BEGIN Records provided
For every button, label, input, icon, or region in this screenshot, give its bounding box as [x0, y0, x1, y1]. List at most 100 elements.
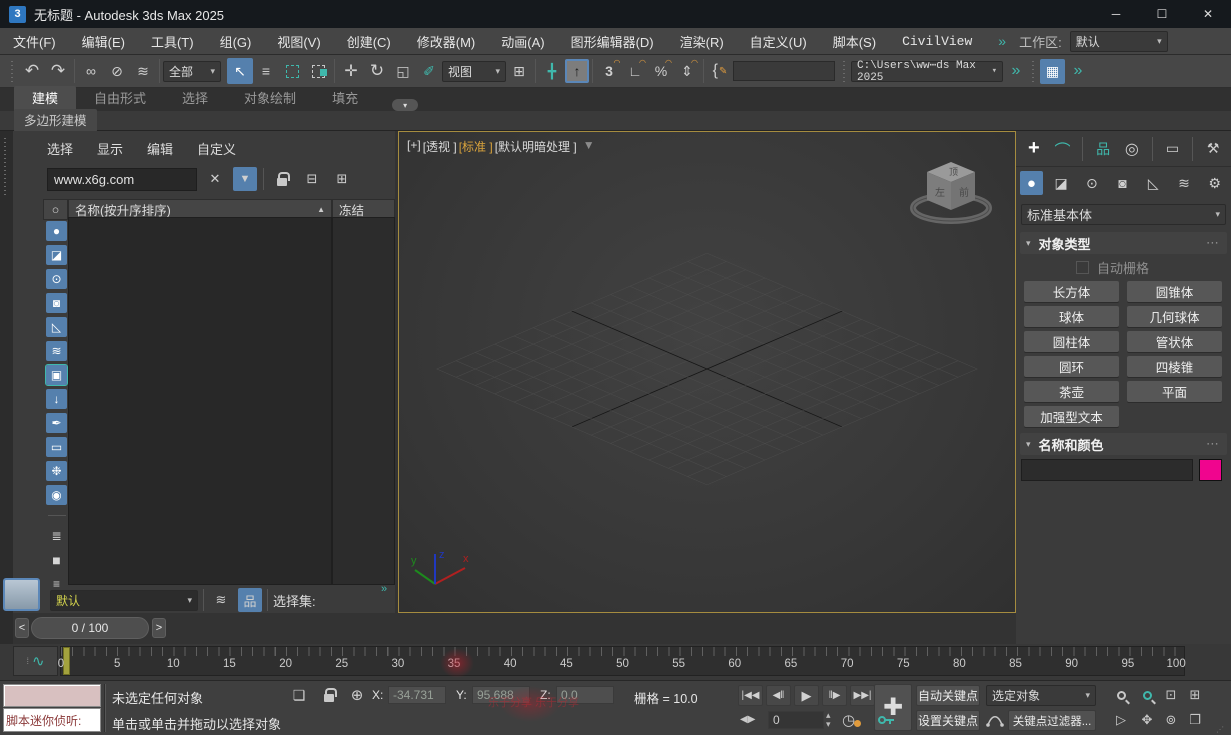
- create-teapot-button[interactable]: 茶壶: [1024, 381, 1119, 402]
- project-folder-dropdown[interactable]: C:\Users\ww⋯ds Max 2025 ▾: [851, 60, 1003, 84]
- viewport-menu-pov[interactable]: [透视 ]: [423, 138, 457, 155]
- ribbon-tab-modeling[interactable]: 建模: [14, 86, 77, 111]
- snap-toggle-3d-icon[interactable]: 3: [596, 58, 622, 84]
- menu-rendering[interactable]: 渲染(R): [667, 28, 737, 55]
- select-object-icon[interactable]: ↖: [227, 58, 253, 84]
- object-name-input[interactable]: [1021, 459, 1193, 481]
- bind-to-spacewarp-icon[interactable]: ≋: [130, 58, 156, 84]
- undo-icon[interactable]: ↶: [19, 58, 45, 84]
- menu-scripting[interactable]: 脚本(S): [820, 28, 889, 55]
- toolbar-drag-handle[interactable]: [843, 60, 848, 82]
- ribbon-panel-polygon-modeling[interactable]: 多边形建模: [14, 109, 97, 132]
- window-crossing-icon[interactable]: [305, 58, 331, 84]
- y-coord-field[interactable]: [472, 686, 530, 704]
- strip-spacewarps-icon[interactable]: ≋: [46, 341, 67, 361]
- viewport-menu-shading[interactable]: [默认明暗处理 ]: [495, 138, 577, 155]
- timeline-ruler[interactable]: 0 5 10 15 20 25 30 35 40 45 50 55 60 65 …: [58, 646, 1186, 676]
- strip-containers-icon[interactable]: ▭: [46, 437, 67, 457]
- explorer-menu-customize[interactable]: 自定义: [185, 135, 248, 161]
- pan-icon[interactable]: ✥: [1136, 710, 1158, 730]
- create-tab-icon[interactable]: +: [1022, 136, 1046, 162]
- time-slider-handle[interactable]: 0 / 100: [31, 617, 149, 639]
- select-and-rotate-icon[interactable]: ↻: [364, 58, 390, 84]
- select-and-manipulate-icon[interactable]: ╋: [539, 58, 565, 84]
- previous-key-button[interactable]: ◀‖: [766, 685, 791, 706]
- spinner-snap-icon[interactable]: ⇕: [674, 58, 700, 84]
- menu-overflow-chevron[interactable]: »: [985, 28, 1019, 55]
- named-selection-input[interactable]: [733, 61, 835, 81]
- rectangular-selection-region-icon[interactable]: [279, 58, 305, 84]
- explorer-list-area[interactable]: [68, 217, 332, 585]
- subcategory-dropdown[interactable]: 标准基本体 ▾: [1021, 204, 1226, 225]
- hierarchy-tab-icon[interactable]: 品: [1091, 136, 1115, 162]
- systems-category-icon[interactable]: ⚙: [1202, 170, 1227, 196]
- zoom-extents-all-icon[interactable]: ⊞: [1184, 685, 1206, 705]
- viewcube[interactable]: 顶 左 前: [909, 150, 993, 230]
- selection-filter-dropdown[interactable]: 全部 ▾: [163, 60, 221, 82]
- display-tab-icon[interactable]: ▭: [1161, 136, 1185, 162]
- create-geosphere-button[interactable]: 几何球体: [1127, 306, 1222, 327]
- helpers-category-icon[interactable]: ◺: [1141, 170, 1166, 196]
- ribbon-tab-object-paint[interactable]: 对象绘制: [226, 86, 314, 111]
- close-button[interactable]: ✕: [1185, 0, 1231, 28]
- menu-tools[interactable]: 工具(T): [138, 28, 207, 55]
- go-to-end-button[interactable]: ▶▶|: [850, 685, 875, 706]
- frozen-column-area[interactable]: [332, 217, 395, 585]
- zoom-all-icon[interactable]: [1136, 685, 1158, 705]
- menu-file[interactable]: 文件(F): [0, 28, 69, 55]
- strip-hidden-icon[interactable]: ◉: [46, 485, 67, 505]
- explorer-menu-select[interactable]: 选择: [35, 135, 85, 161]
- object-color-swatch[interactable]: [1199, 459, 1222, 481]
- strip-xrefs-icon[interactable]: ↓: [46, 389, 67, 409]
- filter-icon[interactable]: ▼: [233, 167, 257, 191]
- redo-icon[interactable]: ↷: [45, 58, 71, 84]
- maximize-viewport-toggle-icon[interactable]: ❐: [1184, 710, 1206, 730]
- mini-curve-editor-button[interactable]: ⁞ ∿: [13, 646, 58, 676]
- minimize-button[interactable]: ─: [1093, 0, 1139, 28]
- create-pyramid-button[interactable]: 四棱锥: [1127, 356, 1222, 377]
- toolbar-overflow-chevron[interactable]: »: [1003, 58, 1029, 84]
- menu-modifiers[interactable]: 修改器(M): [404, 28, 489, 55]
- next-frame-arrow[interactable]: >: [152, 618, 166, 638]
- z-coord-field[interactable]: [556, 686, 614, 704]
- strip-geometry-icon[interactable]: ●: [46, 221, 67, 241]
- strip-cameras-icon[interactable]: ◙: [46, 293, 67, 313]
- strip-bones-icon[interactable]: ✒: [46, 413, 67, 433]
- ribbon-tab-selection[interactable]: 选择: [164, 86, 226, 111]
- object-type-rollout-header[interactable]: ▾ 对象类型 ⋯: [1020, 232, 1227, 254]
- perspective-viewport[interactable]: [+] [透视 ] [标准 ] [默认明暗处理 ] ▼ 顶 左 前 x y z: [398, 131, 1016, 613]
- strip-lights-icon[interactable]: ⊙: [46, 269, 67, 289]
- strip-list-view-icon[interactable]: ≣: [46, 526, 67, 546]
- shapes-category-icon[interactable]: ◪: [1049, 170, 1074, 196]
- expand-tree-icon[interactable]: ⊟: [300, 167, 324, 191]
- reference-coordinate-dropdown[interactable]: 视图 ▾: [442, 60, 506, 82]
- explorer-search-input[interactable]: [47, 167, 197, 191]
- collapse-tree-icon[interactable]: ⊞: [330, 167, 354, 191]
- x-coord-field[interactable]: [388, 686, 446, 704]
- menu-edit[interactable]: 编辑(E): [69, 28, 138, 55]
- select-and-scale-icon[interactable]: ◱: [390, 58, 416, 84]
- ribbon-more-dropdown[interactable]: ▾: [392, 99, 419, 111]
- select-and-place-icon[interactable]: ✐: [416, 58, 442, 84]
- orbit-icon[interactable]: ⊚: [1160, 710, 1182, 730]
- cameras-category-icon[interactable]: ◙: [1110, 170, 1135, 196]
- name-color-rollout-header[interactable]: ▾ 名称和颜色 ⋯: [1020, 433, 1227, 455]
- selection-lock-icon[interactable]: [318, 685, 340, 705]
- strip-helpers-icon[interactable]: ◺: [46, 317, 67, 337]
- previous-frame-arrow[interactable]: <: [15, 618, 29, 638]
- key-filters-button[interactable]: 关键点过滤器...: [1008, 710, 1096, 731]
- lights-category-icon[interactable]: ⊙: [1080, 170, 1105, 196]
- motion-tab-icon[interactable]: ◎: [1120, 136, 1144, 162]
- create-cone-button[interactable]: 圆锥体: [1127, 281, 1222, 302]
- geometry-category-icon[interactable]: ●: [1020, 171, 1043, 195]
- explorer-menu-edit[interactable]: 编辑: [135, 135, 185, 161]
- ribbon-tab-populate[interactable]: 填充: [314, 86, 376, 111]
- layers-icon[interactable]: ≋: [209, 588, 233, 612]
- modify-tab-icon[interactable]: ⌒: [1051, 136, 1075, 162]
- toolbar-overflow-chevron[interactable]: »: [1065, 58, 1091, 84]
- explorer-overflow-chevron[interactable]: »: [381, 583, 387, 595]
- set-key-button[interactable]: 设置关键点: [916, 710, 980, 731]
- maxscript-mini-listener-input[interactable]: 脚本迷你侦听:: [3, 708, 101, 732]
- menu-views[interactable]: 视图(V): [264, 28, 333, 55]
- use-pivot-center-icon[interactable]: ⊞: [506, 58, 532, 84]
END Records provided
Format everything from the line containing "- create-teapot-button[interactable]: 茶壶: [1024, 381, 1119, 402]" down to the line containing "- create-tab-icon[interactable]: +: [1022, 136, 1046, 162]" as a JSON list of strings, one string per line, leaving out any blank lines.

[
  "- create-teapot-button[interactable]: 茶壶: [1024, 381, 1119, 402]",
  "- project-folder-dropdown[interactable]: C:\\Users\\ww⋯ds Max 2025 ▾: [851, 60, 1003, 84]",
  "- viewport-menu-pov[interactable]: [透视 ]: [423, 138, 457, 155]",
  "- ribbon-tab-modeling[interactable]: 建模: [14, 86, 77, 111]",
  "- snap-toggle-3d-icon[interactable]: 3: [596, 58, 622, 84]",
  "- menu-rendering[interactable]: 渲染(R): [667, 28, 737, 55]",
  "- select-object-icon[interactable]: ↖: [227, 58, 253, 84]",
  "- object-name-input[interactable]: [1021, 459, 1193, 481]",
  "- bind-to-spacewarp-icon[interactable]: ≋: [130, 58, 156, 84]",
  "- undo-icon[interactable]: ↶: [19, 58, 45, 84]",
  "- menu-scripting[interactable]: 脚本(S): [820, 28, 889, 55]",
  "- toolbar-drag-handle[interactable]: [843, 60, 848, 82]",
  "- ribbon-panel-polygon-modeling[interactable]: 多边形建模: [14, 109, 97, 132]",
  "- window-crossing-icon[interactable]: [305, 58, 331, 84]",
  "- y-coord-field[interactable]: [472, 686, 530, 704]",
  "- strip-spacewarps-icon[interactable]: ≋: [46, 341, 67, 361]",
  "- viewport-menu-shading[interactable]: [默认明暗处理 ]: [495, 138, 577, 155]",
  "- timeline-ruler[interactable]: 0 5 10 15 20 25 30 35 40 45 50 55 60 65 …: [58, 646, 1186, 676]",
  "- strip-containers-icon[interactable]: ▭: [46, 437, 67, 457]",
  "- explorer-menu-customize[interactable]: 自定义: [185, 135, 248, 161]",
  "- pan-icon[interactable]: ✥: [1136, 710, 1158, 730]",
  "- create-tab-icon[interactable]: +: [1022, 136, 1046, 162]"
]